Exercise:
Going through the material below, please gather all lines with the word "рамках" in them.

Extracted data entries:

* START *

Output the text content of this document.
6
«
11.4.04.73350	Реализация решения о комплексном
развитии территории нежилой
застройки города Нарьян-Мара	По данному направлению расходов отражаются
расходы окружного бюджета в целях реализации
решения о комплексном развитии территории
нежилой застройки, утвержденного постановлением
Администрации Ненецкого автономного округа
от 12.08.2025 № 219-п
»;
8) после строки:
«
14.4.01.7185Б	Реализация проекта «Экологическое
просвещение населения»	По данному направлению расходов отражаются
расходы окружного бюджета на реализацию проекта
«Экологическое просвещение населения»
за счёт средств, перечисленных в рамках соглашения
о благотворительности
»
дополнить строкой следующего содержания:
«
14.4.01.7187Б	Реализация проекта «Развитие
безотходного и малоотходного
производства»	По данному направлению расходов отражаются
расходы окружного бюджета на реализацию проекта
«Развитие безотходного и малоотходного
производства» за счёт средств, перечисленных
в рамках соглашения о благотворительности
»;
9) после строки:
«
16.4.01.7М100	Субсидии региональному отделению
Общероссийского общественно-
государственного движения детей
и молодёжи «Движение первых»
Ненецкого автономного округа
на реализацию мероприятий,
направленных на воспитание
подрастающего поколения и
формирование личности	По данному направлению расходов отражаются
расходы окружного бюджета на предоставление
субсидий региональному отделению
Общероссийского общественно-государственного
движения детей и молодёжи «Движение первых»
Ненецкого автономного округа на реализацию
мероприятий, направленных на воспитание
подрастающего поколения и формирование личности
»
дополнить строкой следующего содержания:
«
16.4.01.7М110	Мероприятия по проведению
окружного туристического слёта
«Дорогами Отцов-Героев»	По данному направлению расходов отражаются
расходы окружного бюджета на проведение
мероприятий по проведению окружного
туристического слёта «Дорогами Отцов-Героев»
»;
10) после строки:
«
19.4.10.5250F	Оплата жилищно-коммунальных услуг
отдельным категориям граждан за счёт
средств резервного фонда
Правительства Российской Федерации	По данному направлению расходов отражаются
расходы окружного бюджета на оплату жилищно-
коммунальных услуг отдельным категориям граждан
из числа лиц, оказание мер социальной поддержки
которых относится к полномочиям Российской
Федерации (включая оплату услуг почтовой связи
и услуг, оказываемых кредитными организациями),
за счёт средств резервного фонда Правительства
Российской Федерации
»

* END *

Solution:
за счёт средств, перечисленных в рамках соглашения
в рамках соглашения о благотворительности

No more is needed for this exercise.